● **YOUR OBJECTIVE**: Retype the records below word for word and omit any image.

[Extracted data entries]

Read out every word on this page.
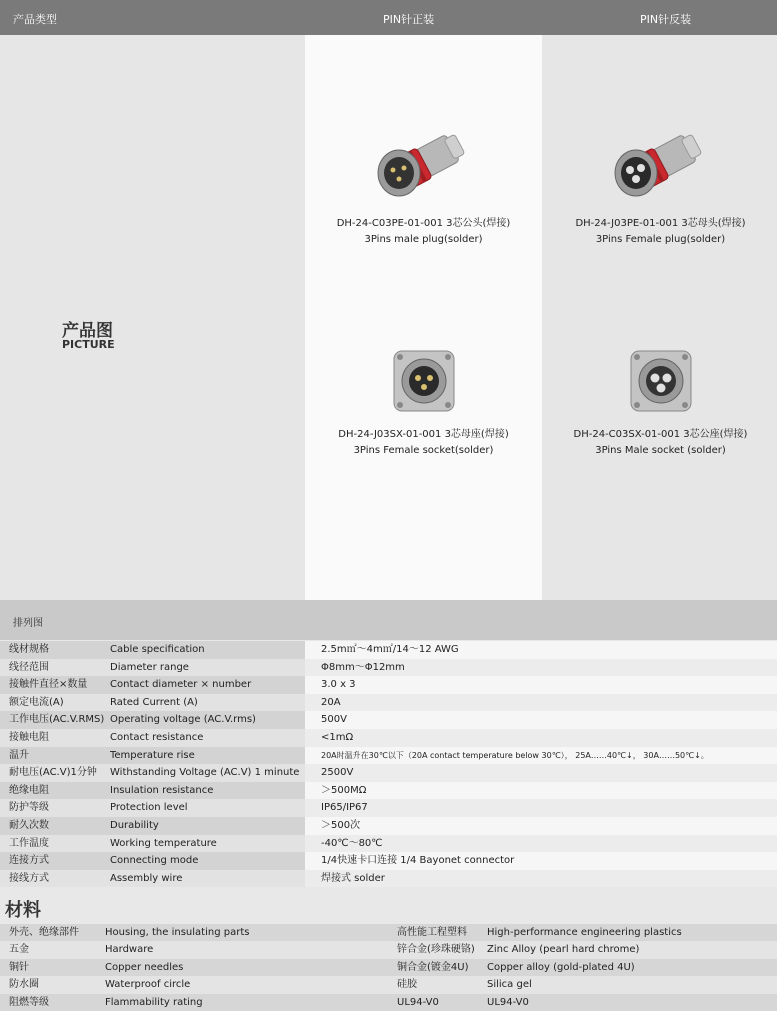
产品类型	PIN针正装	PIN针反装
产品图
PICTURE
DH-24-C03PE-01-001 3芯公头(焊接)
3Pins male plug(solder)
DH-24-J03PE-01-001 3芯母头(焊接)
3Pins Female plug(solder)
DH-24-J03SX-01-001 3芯母座(焊接)
3Pins Female socket(solder)
DH-24-C03SX-01-001 3芯公座(焊接)
3Pins Male socket (solder)
排列图
线材规格	Cable specification	2.5m㎡～4m㎡/14～12 AWG
线径范围	Diameter range	Φ8mm～Φ12mm
接触件直径×数量	Contact diameter × number	3.0 x 3
额定电流(A)	Rated Current (A)	20A
工作电压(AC.V.RMS) Operating voltage (AC.V.rms)	500V
接触电阻	Contact resistance	<1mΩ
温升	Temperature rise	20A时温升在30℃以下（20A contact temperature below 30℃）， 25A……40℃↓， 30A……50℃↓。
耐电压(AC.V)1分钟	Withstanding Voltage (AC.V) 1 minute	2500V
绝缘电阻	Insulation resistance	＞500MΩ
防护等级	Protection level	IP65/IP67
耐久次数	Durability	＞500次
工作温度	Working temperature	-40℃～80℃
连接方式	Connecting mode	1/4快速卡口连接 1/4 Bayonet connector
接线方式	Assembly wire	焊接式 solder
材料
外壳、绝缘部件	Housing, the insulating parts	高性能工程塑料 High-performance engineering plastics
五金	Hardware	锌合金(珍珠硬铬) Zinc Alloy (pearl hard chrome)
铜针	Copper needles	铜合金(镀金4U) Copper alloy (gold-plated 4U)
防水圈	Waterproof circle	硅胶	Silica gel
阻燃等级	Flammability rating	UL94-V0	UL94-V0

● **OUTPUT OF THE TASK**:
Read out every word on this page.
产品类型	PIN针正装	PIN针反装
产品图
PICTURE
DH-24-C03PE-01-001 3芯公头(焊接)
3Pins male plug(solder)
DH-24-J03PE-01-001 3芯母头(焊接)
3Pins Female plug(solder)
DH-24-J03SX-01-001 3芯母座(焊接)
3Pins Female socket(solder)
DH-24-C03SX-01-001 3芯公座(焊接)
3Pins Male socket (solder)
排列图
线材规格	Cable specification	2.5m㎡～4m㎡/14～12 AWG
线径范围	Diameter range	Φ8mm～Φ12mm
接触件直径×数量	Contact diameter × number	3.0 x 3
额定电流(A)	Rated Current (A)	20A
工作电压(AC.V.RMS) Operating voltage (AC.V.rms)	500V
接触电阻	Contact resistance	<1mΩ
温升	Temperature rise	20A时温升在30℃以下（20A contact temperature below 30℃）， 25A……40℃↓， 30A……50℃↓。
耐电压(AC.V)1分钟	Withstanding Voltage (AC.V) 1 minute	2500V
绝缘电阻	Insulation resistance	＞500MΩ
防护等级	Protection level	IP65/IP67
耐久次数	Durability	＞500次
工作温度	Working temperature	-40℃～80℃
连接方式	Connecting mode	1/4快速卡口连接 1/4 Bayonet connector
接线方式	Assembly wire	焊接式 solder
材料
外壳、绝缘部件	Housing, the insulating parts	高性能工程塑料 High-performance engineering plastics
五金	Hardware	锌合金(珍珠硬铬) Zinc Alloy (pearl hard chrome)
铜针	Copper needles	铜合金(镀金4U) Copper alloy (gold-plated 4U)
防水圈	Waterproof circle	硅胶	Silica gel
阻燃等级	Flammability rating	UL94-V0	UL94-V0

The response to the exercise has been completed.